[Collected data]
** begin **

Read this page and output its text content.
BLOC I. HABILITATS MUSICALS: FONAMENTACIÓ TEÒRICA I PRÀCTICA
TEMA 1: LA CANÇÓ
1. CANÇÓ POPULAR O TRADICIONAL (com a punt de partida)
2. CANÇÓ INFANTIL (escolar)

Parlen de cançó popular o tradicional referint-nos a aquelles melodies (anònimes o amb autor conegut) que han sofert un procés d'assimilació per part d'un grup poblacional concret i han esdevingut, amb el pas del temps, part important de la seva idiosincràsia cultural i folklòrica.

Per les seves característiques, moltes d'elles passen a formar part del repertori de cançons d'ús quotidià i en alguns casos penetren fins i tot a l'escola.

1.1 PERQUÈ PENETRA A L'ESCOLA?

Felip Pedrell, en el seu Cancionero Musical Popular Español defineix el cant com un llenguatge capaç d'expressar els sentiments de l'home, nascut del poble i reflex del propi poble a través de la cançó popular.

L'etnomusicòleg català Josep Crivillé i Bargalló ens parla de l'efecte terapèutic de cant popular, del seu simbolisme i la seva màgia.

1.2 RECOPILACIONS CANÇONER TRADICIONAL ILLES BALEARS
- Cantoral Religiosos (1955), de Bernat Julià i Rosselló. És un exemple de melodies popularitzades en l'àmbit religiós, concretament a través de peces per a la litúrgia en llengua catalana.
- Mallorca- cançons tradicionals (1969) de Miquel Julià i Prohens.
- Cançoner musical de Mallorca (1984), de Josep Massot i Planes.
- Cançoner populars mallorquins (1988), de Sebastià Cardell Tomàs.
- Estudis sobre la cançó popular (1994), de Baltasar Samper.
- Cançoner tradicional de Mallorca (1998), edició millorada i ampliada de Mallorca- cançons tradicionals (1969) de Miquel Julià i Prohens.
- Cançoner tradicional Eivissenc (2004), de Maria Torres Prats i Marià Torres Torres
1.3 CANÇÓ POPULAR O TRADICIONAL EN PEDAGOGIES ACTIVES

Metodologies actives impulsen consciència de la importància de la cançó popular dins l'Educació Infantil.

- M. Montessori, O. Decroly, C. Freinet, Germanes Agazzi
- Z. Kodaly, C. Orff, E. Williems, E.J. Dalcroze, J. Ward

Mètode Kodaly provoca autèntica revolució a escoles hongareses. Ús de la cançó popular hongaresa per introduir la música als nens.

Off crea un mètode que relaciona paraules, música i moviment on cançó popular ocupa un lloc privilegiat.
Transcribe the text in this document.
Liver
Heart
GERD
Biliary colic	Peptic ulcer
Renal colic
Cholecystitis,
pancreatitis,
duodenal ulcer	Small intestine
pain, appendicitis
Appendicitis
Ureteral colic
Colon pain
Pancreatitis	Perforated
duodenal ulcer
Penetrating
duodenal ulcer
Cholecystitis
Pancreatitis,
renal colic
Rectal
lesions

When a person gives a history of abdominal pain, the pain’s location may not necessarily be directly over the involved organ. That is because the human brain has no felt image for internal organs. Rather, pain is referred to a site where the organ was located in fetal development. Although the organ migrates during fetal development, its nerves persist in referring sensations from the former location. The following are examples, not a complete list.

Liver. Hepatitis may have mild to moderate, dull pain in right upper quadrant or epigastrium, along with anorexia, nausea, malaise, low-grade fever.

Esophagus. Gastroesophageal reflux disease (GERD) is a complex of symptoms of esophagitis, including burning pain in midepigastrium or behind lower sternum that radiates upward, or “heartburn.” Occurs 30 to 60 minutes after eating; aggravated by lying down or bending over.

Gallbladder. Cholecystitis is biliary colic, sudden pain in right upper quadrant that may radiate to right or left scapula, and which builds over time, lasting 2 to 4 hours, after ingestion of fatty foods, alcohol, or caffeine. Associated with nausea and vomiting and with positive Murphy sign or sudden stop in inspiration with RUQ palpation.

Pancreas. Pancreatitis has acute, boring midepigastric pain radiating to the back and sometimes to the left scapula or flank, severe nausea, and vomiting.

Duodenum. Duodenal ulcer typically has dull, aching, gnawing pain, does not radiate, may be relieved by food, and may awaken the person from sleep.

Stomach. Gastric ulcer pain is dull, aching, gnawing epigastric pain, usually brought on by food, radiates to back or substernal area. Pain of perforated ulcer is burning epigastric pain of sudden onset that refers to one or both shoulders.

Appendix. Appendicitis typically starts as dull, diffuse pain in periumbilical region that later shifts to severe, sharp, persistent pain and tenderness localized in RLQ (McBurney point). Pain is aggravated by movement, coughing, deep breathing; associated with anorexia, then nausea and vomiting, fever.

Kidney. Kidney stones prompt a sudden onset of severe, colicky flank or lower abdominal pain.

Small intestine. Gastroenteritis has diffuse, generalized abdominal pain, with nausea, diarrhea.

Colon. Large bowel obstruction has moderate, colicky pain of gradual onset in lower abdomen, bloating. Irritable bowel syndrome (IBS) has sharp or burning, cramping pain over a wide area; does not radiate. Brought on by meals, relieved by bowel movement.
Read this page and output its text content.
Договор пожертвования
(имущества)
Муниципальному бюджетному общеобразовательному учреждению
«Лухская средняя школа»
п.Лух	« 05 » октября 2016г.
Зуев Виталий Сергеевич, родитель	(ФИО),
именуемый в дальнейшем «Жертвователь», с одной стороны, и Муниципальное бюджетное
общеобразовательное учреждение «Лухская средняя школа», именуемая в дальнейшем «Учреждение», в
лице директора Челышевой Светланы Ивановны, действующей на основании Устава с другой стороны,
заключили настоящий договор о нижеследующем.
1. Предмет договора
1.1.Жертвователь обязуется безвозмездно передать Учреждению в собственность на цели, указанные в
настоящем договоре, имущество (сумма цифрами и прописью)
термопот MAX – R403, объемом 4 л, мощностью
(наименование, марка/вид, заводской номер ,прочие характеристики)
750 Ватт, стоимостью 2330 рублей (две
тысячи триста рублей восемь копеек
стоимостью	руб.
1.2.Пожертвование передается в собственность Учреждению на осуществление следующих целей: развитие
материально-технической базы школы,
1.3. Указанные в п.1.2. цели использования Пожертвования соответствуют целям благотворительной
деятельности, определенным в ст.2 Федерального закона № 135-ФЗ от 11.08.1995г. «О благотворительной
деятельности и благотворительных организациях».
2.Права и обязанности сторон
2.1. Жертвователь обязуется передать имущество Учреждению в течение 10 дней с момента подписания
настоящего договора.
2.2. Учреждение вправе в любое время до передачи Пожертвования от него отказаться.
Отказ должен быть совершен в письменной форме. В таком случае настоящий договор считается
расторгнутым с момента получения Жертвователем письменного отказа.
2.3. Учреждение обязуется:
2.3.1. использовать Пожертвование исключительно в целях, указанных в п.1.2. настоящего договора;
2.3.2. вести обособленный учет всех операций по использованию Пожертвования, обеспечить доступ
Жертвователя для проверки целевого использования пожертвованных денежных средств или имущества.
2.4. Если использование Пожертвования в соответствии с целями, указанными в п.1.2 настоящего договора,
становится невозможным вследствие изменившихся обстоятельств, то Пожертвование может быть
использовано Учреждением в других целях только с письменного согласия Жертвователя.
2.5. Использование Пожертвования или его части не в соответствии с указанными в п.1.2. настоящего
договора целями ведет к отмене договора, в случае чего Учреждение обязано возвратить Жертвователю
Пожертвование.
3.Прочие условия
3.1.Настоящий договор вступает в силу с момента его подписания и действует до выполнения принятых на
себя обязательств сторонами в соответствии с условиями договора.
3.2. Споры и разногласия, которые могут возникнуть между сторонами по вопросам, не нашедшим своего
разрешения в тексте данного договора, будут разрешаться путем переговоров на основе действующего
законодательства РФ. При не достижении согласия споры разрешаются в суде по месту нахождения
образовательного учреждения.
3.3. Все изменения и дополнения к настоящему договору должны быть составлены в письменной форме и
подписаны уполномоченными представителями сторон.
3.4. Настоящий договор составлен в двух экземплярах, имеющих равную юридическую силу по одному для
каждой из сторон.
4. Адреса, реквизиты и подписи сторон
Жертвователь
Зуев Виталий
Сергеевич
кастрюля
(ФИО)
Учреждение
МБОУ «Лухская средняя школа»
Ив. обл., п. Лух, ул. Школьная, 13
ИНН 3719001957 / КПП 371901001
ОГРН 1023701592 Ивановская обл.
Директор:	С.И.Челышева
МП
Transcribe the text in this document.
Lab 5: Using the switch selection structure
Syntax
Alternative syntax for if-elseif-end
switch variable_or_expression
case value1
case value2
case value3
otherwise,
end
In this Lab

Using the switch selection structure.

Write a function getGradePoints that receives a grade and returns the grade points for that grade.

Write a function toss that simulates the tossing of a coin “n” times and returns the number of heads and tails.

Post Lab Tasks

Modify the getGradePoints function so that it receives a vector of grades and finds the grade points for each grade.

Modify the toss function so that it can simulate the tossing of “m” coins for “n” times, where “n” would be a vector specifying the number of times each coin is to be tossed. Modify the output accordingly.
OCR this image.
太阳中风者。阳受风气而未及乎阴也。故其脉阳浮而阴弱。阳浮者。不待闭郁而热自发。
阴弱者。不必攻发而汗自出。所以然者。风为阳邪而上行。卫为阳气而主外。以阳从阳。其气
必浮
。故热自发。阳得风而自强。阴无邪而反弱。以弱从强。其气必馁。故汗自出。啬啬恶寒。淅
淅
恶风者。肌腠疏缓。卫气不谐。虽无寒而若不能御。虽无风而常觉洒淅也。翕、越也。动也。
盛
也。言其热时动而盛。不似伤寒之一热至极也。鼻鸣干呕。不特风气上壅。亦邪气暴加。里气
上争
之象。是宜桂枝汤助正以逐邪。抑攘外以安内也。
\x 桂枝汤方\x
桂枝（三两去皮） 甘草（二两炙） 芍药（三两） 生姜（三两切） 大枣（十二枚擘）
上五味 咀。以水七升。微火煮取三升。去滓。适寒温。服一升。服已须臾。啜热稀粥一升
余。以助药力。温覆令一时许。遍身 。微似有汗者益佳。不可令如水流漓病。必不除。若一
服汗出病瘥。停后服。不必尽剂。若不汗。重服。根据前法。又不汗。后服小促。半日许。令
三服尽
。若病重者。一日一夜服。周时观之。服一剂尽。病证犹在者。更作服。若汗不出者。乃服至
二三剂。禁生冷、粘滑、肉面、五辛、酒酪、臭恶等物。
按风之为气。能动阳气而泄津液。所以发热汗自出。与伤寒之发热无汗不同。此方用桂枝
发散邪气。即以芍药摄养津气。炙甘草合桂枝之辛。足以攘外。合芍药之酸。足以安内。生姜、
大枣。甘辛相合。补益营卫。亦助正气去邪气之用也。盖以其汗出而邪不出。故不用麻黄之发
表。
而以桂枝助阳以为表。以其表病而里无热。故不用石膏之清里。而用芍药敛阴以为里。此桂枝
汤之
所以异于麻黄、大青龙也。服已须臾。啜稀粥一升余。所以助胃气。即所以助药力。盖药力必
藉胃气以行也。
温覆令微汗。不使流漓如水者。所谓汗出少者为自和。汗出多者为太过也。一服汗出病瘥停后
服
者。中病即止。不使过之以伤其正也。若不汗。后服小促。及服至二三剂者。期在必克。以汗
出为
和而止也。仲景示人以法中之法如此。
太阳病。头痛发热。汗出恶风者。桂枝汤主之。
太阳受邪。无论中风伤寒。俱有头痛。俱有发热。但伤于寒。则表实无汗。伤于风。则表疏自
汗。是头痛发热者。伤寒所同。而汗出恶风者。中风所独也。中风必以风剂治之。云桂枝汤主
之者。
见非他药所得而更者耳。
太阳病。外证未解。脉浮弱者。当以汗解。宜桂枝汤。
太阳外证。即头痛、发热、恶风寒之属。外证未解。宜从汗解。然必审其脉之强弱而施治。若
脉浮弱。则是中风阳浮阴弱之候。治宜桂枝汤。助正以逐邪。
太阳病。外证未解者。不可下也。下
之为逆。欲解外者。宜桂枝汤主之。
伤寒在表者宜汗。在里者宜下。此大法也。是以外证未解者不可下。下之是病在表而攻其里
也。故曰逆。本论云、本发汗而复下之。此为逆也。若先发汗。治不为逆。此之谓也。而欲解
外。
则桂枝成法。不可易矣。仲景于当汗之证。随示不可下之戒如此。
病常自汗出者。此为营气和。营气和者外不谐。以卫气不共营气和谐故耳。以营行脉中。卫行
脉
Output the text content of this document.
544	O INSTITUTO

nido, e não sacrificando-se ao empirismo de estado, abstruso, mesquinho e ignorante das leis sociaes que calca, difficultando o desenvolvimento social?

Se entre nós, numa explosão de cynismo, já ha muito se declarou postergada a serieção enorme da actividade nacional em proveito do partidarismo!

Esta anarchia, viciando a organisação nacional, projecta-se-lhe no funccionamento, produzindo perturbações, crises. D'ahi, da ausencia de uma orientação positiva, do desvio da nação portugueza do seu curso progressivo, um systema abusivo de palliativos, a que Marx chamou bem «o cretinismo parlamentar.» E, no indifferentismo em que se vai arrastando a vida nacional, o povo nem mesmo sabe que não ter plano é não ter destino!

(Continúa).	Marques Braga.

** end **

Check each line in the records for the word "tossing" and say how many have it, with nothing else.

* [FINAL RESULT]: 2